◆ Directions for this task
The records below are to be copied word for word, with every picture left out.

* begin Raw records *

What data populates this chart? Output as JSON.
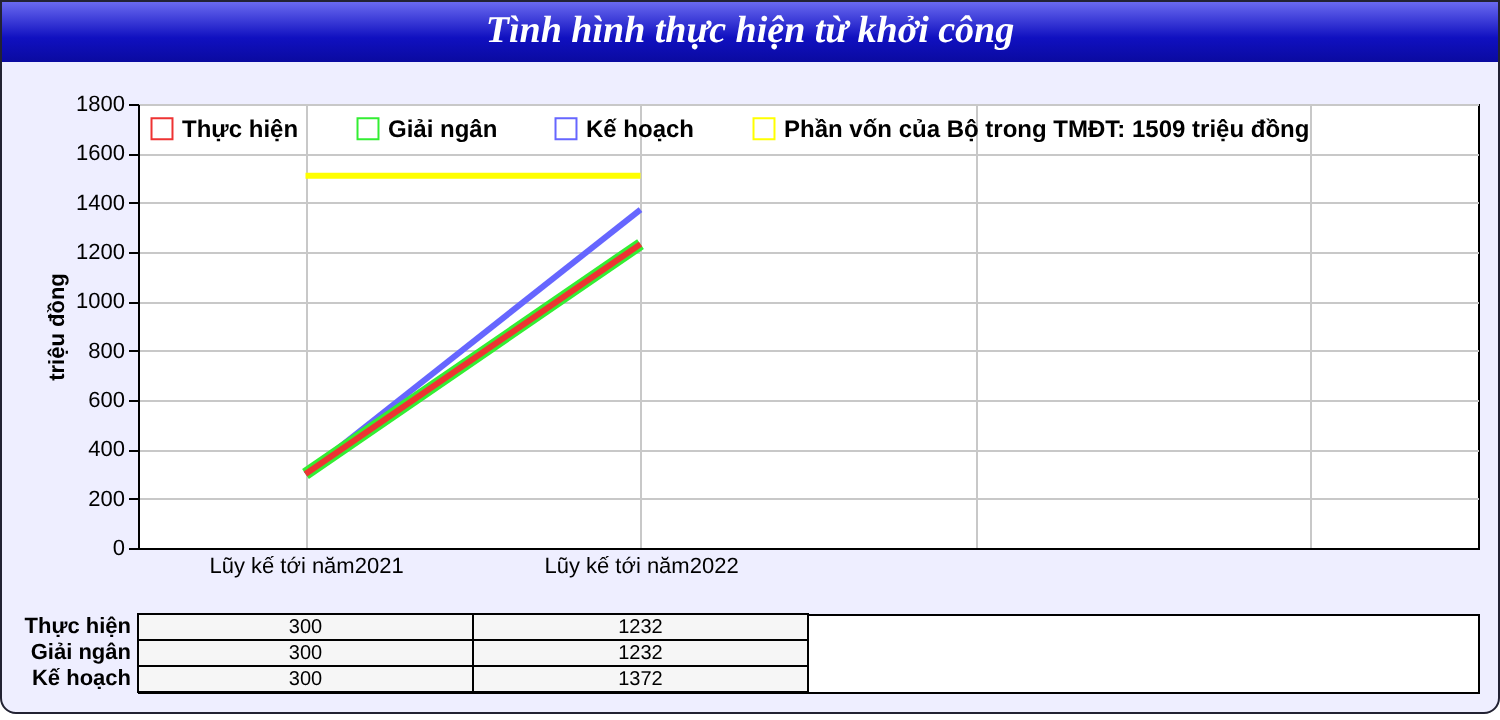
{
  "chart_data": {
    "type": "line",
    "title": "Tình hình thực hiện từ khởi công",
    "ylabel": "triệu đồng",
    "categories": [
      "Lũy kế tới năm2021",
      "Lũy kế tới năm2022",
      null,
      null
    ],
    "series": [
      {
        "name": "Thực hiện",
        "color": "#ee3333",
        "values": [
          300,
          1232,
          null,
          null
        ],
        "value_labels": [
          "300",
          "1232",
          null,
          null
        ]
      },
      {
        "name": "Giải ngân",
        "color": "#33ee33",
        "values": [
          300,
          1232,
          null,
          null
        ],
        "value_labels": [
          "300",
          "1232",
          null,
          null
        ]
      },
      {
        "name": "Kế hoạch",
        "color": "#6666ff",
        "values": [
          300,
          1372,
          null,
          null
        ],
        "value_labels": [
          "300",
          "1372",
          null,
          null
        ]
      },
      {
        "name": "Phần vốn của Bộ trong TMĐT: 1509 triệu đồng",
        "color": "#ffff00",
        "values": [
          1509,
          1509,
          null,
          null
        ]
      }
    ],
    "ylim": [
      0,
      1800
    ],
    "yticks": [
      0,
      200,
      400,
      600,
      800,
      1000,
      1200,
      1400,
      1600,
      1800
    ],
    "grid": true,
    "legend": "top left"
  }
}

* end Raw records *

◆ Solution below
What data populates this chart? Output as JSON.
{
  "chart_data": {
    "type": "line",
    "title": "Tình hình thực hiện từ khởi công",
    "ylabel": "triệu đồng",
    "categories": [
      "Lũy kế tới năm2021",
      "Lũy kế tới năm2022",
      null,
      null
    ],
    "series": [
      {
        "name": "Thực hiện",
        "color": "#ee3333",
        "values": [
          300,
          1232,
          null,
          null
        ],
        "value_labels": [
          "300",
          "1232",
          null,
          null
        ]
      },
      {
        "name": "Giải ngân",
        "color": "#33ee33",
        "values": [
          300,
          1232,
          null,
          null
        ],
        "value_labels": [
          "300",
          "1232",
          null,
          null
        ]
      },
      {
        "name": "Kế hoạch",
        "color": "#6666ff",
        "values": [
          300,
          1372,
          null,
          null
        ],
        "value_labels": [
          "300",
          "1372",
          null,
          null
        ]
      },
      {
        "name": "Phần vốn của Bộ trong TMĐT: 1509 triệu đồng",
        "color": "#ffff00",
        "values": [
          1509,
          1509,
          null,
          null
        ]
      }
    ],
    "ylim": [
      0,
      1800
    ],
    "yticks": [
      0,
      200,
      400,
      600,
      800,
      1000,
      1200,
      1400,
      1600,
      1800
    ],
    "grid": true,
    "legend": "top left"
  }
}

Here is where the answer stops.